PROBLEM TO WORK ON | Set all the material down again unchanged, without the pictures.

GIVEN ENTRIES |
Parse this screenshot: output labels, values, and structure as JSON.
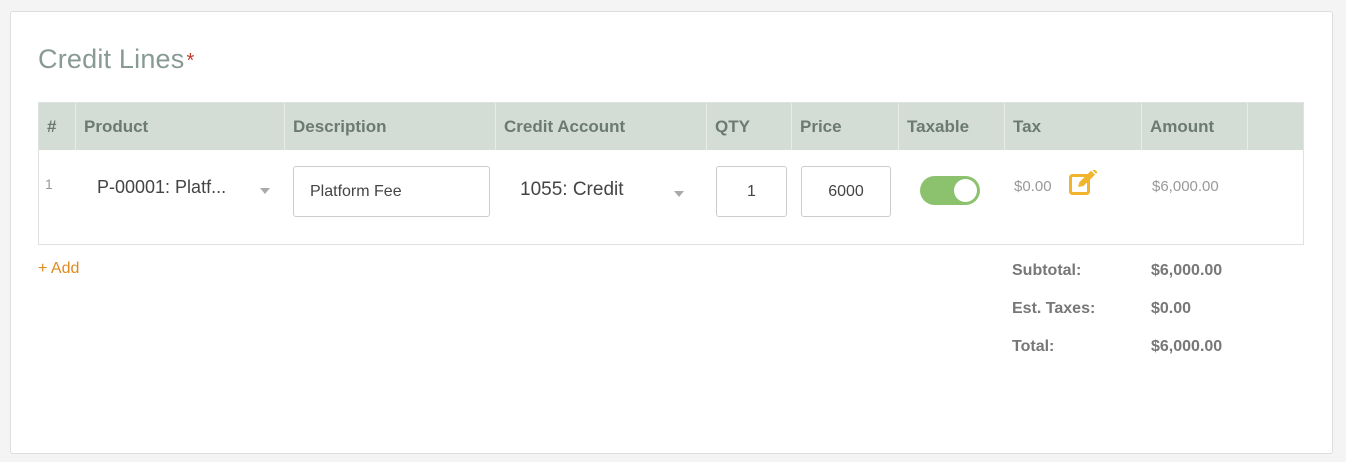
{
  "section": {
    "title": "Credit Lines",
    "required_marker": "*"
  },
  "table": {
    "columns": [
      "#",
      "Product",
      "Description",
      "Credit Account",
      "QTY",
      "Price",
      "Taxable",
      "Tax",
      "Amount"
    ],
    "rows": [
      {
        "index": "1",
        "product": "P-00001: Platf...",
        "description": "Platform Fee",
        "credit_account": "1055: Credit",
        "qty": "1",
        "price": "6000",
        "taxable": true,
        "tax": "$0.00",
        "amount": "$6,000.00"
      }
    ]
  },
  "add_label": "+ Add",
  "totals": {
    "subtotal_label": "Subtotal:",
    "subtotal_value": "$6,000.00",
    "taxes_label": "Est. Taxes:",
    "taxes_value": "$0.00",
    "total_label": "Total:",
    "total_value": "$6,000.00"
  },
  "colors": {
    "accent": "#e08a1e",
    "toggle_on": "#8cc26e",
    "header_bg": "#d3ddd5",
    "edit_icon": "#f0b52c",
    "required": "#c0392b"
  },
  "icons": {
    "edit": "edit-pencil-icon",
    "dropdown": "chevron-down-icon"
  }
}
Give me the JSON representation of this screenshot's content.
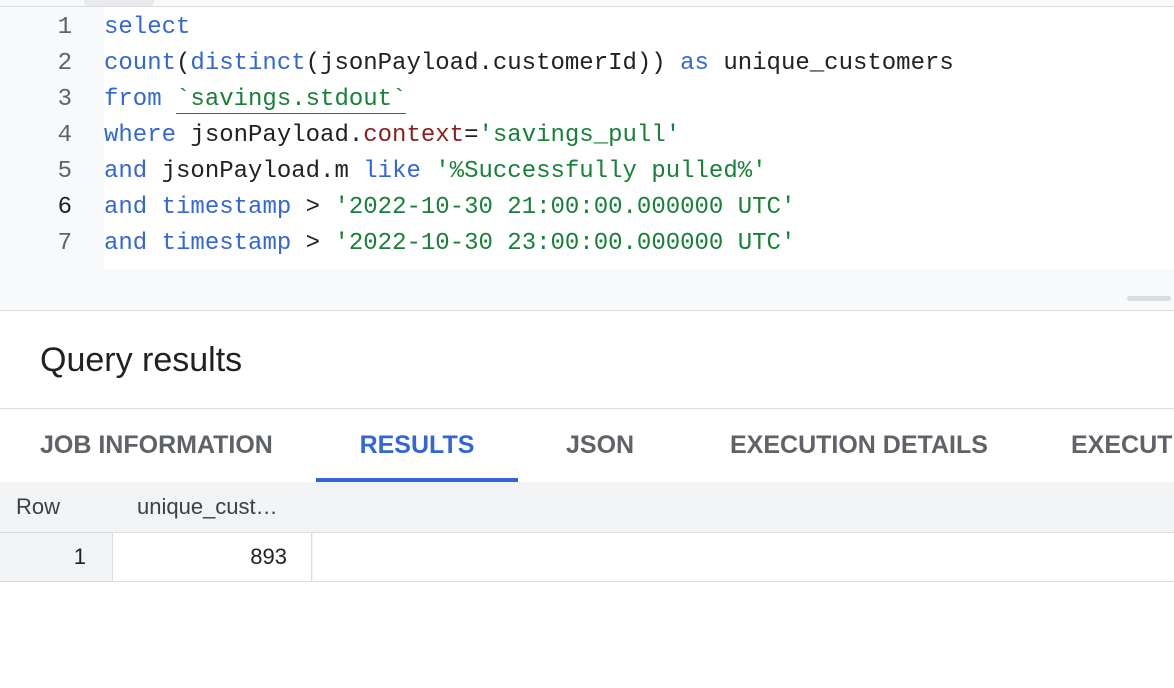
{
  "editor": {
    "lines": [
      {
        "number": "1",
        "tokens": [
          {
            "t": "kw",
            "v": "select"
          }
        ]
      },
      {
        "number": "2",
        "tokens": [
          {
            "t": "fn",
            "v": "count"
          },
          {
            "t": "op",
            "v": "("
          },
          {
            "t": "fn",
            "v": "distinct"
          },
          {
            "t": "op",
            "v": "("
          },
          {
            "t": "ident",
            "v": "jsonPayload.customerId"
          },
          {
            "t": "op",
            "v": "))"
          },
          {
            "t": "op",
            "v": " "
          },
          {
            "t": "kw",
            "v": "as"
          },
          {
            "t": "op",
            "v": " "
          },
          {
            "t": "ident",
            "v": "unique_customers"
          }
        ]
      },
      {
        "number": "3",
        "tokens": [
          {
            "t": "kw",
            "v": "from"
          },
          {
            "t": "op",
            "v": " "
          },
          {
            "t": "table",
            "v": "`savings.stdout`"
          }
        ]
      },
      {
        "number": "4",
        "tokens": [
          {
            "t": "kw",
            "v": "where"
          },
          {
            "t": "op",
            "v": " "
          },
          {
            "t": "ident",
            "v": "jsonPayload."
          },
          {
            "t": "field",
            "v": "context"
          },
          {
            "t": "op",
            "v": "="
          },
          {
            "t": "str",
            "v": "'savings_pull'"
          }
        ]
      },
      {
        "number": "5",
        "tokens": [
          {
            "t": "kw",
            "v": "and"
          },
          {
            "t": "op",
            "v": " "
          },
          {
            "t": "ident",
            "v": "jsonPayload.m"
          },
          {
            "t": "op",
            "v": " "
          },
          {
            "t": "kw",
            "v": "like"
          },
          {
            "t": "op",
            "v": " "
          },
          {
            "t": "str",
            "v": "'%Successfully pulled%'"
          }
        ]
      },
      {
        "number": "6",
        "active": true,
        "tokens": [
          {
            "t": "kw",
            "v": "and"
          },
          {
            "t": "op",
            "v": " "
          },
          {
            "t": "fn",
            "v": "timestamp"
          },
          {
            "t": "op",
            "v": " > "
          },
          {
            "t": "str",
            "v": "'2022-10-30 21:00:00.000000 UTC'"
          }
        ]
      },
      {
        "number": "7",
        "tokens": [
          {
            "t": "kw",
            "v": "and"
          },
          {
            "t": "op",
            "v": " "
          },
          {
            "t": "fn",
            "v": "timestamp"
          },
          {
            "t": "op",
            "v": " > "
          },
          {
            "t": "str",
            "v": "'2022-10-30 23:00:00.000000 UTC'"
          }
        ]
      }
    ]
  },
  "results": {
    "title": "Query results",
    "tabs": [
      {
        "label": "JOB INFORMATION",
        "active": false
      },
      {
        "label": "RESULTS",
        "active": true
      },
      {
        "label": "JSON",
        "active": false
      },
      {
        "label": "EXECUTION DETAILS",
        "active": false
      },
      {
        "label": "EXECUTI",
        "active": false
      }
    ],
    "table": {
      "headers": {
        "row": "Row",
        "col1": "unique_cust…"
      },
      "rows": [
        {
          "row": "1",
          "unique_customers": "893"
        }
      ]
    }
  },
  "colors": {
    "keyword": "#3367d6",
    "string": "#188038",
    "field": "#8b1f1f",
    "accent": "#3367d6"
  }
}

FULL OUTPUT |
Parse this screenshot: output labels, values, and structure as JSON.
{
  "section": {
    "title": "Credit Lines",
    "required_marker": "*"
  },
  "table": {
    "columns": [
      "#",
      "Product",
      "Description",
      "Credit Account",
      "QTY",
      "Price",
      "Taxable",
      "Tax",
      "Amount"
    ],
    "rows": [
      {
        "index": "1",
        "product": "P-00001: Platf...",
        "description": "Platform Fee",
        "credit_account": "1055: Credit",
        "qty": "1",
        "price": "6000",
        "taxable": true,
        "tax": "$0.00",
        "amount": "$6,000.00"
      }
    ]
  },
  "add_label": "+ Add",
  "totals": {
    "subtotal_label": "Subtotal:",
    "subtotal_value": "$6,000.00",
    "taxes_label": "Est. Taxes:",
    "taxes_value": "$0.00",
    "total_label": "Total:",
    "total_value": "$6,000.00"
  },
  "colors": {
    "accent": "#e08a1e",
    "toggle_on": "#8cc26e",
    "header_bg": "#d3ddd5",
    "edit_icon": "#f0b52c",
    "required": "#c0392b"
  },
  "icons": {
    "edit": "edit-pencil-icon",
    "dropdown": "chevron-down-icon"
  }
}
Give me the JSON representation of this screenshot's content.
{
  "editor": {
    "lines": [
      {
        "number": "1",
        "tokens": [
          {
            "t": "kw",
            "v": "select"
          }
        ]
      },
      {
        "number": "2",
        "tokens": [
          {
            "t": "fn",
            "v": "count"
          },
          {
            "t": "op",
            "v": "("
          },
          {
            "t": "fn",
            "v": "distinct"
          },
          {
            "t": "op",
            "v": "("
          },
          {
            "t": "ident",
            "v": "jsonPayload.customerId"
          },
          {
            "t": "op",
            "v": "))"
          },
          {
            "t": "op",
            "v": " "
          },
          {
            "t": "kw",
            "v": "as"
          },
          {
            "t": "op",
            "v": " "
          },
          {
            "t": "ident",
            "v": "unique_customers"
          }
        ]
      },
      {
        "number": "3",
        "tokens": [
          {
            "t": "kw",
            "v": "from"
          },
          {
            "t": "op",
            "v": " "
          },
          {
            "t": "table",
            "v": "`savings.stdout`"
          }
        ]
      },
      {
        "number": "4",
        "tokens": [
          {
            "t": "kw",
            "v": "where"
          },
          {
            "t": "op",
            "v": " "
          },
          {
            "t": "ident",
            "v": "jsonPayload."
          },
          {
            "t": "field",
            "v": "context"
          },
          {
            "t": "op",
            "v": "="
          },
          {
            "t": "str",
            "v": "'savings_pull'"
          }
        ]
      },
      {
        "number": "5",
        "tokens": [
          {
            "t": "kw",
            "v": "and"
          },
          {
            "t": "op",
            "v": " "
          },
          {
            "t": "ident",
            "v": "jsonPayload.m"
          },
          {
            "t": "op",
            "v": " "
          },
          {
            "t": "kw",
            "v": "like"
          },
          {
            "t": "op",
            "v": " "
          },
          {
            "t": "str",
            "v": "'%Successfully pulled%'"
          }
        ]
      },
      {
        "number": "6",
        "active": true,
        "tokens": [
          {
            "t": "kw",
            "v": "and"
          },
          {
            "t": "op",
            "v": " "
          },
          {
            "t": "fn",
            "v": "timestamp"
          },
          {
            "t": "op",
            "v": " > "
          },
          {
            "t": "str",
            "v": "'2022-10-30 21:00:00.000000 UTC'"
          }
        ]
      },
      {
        "number": "7",
        "tokens": [
          {
            "t": "kw",
            "v": "and"
          },
          {
            "t": "op",
            "v": " "
          },
          {
            "t": "fn",
            "v": "timestamp"
          },
          {
            "t": "op",
            "v": " > "
          },
          {
            "t": "str",
            "v": "'2022-10-30 23:00:00.000000 UTC'"
          }
        ]
      }
    ]
  },
  "results": {
    "title": "Query results",
    "tabs": [
      {
        "label": "JOB INFORMATION",
        "active": false
      },
      {
        "label": "RESULTS",
        "active": true
      },
      {
        "label": "JSON",
        "active": false
      },
      {
        "label": "EXECUTION DETAILS",
        "active": false
      },
      {
        "label": "EXECUTI",
        "active": false
      }
    ],
    "table": {
      "headers": {
        "row": "Row",
        "col1": "unique_cust…"
      },
      "rows": [
        {
          "row": "1",
          "unique_customers": "893"
        }
      ]
    }
  },
  "colors": {
    "keyword": "#3367d6",
    "string": "#188038",
    "field": "#8b1f1f",
    "accent": "#3367d6"
  }
}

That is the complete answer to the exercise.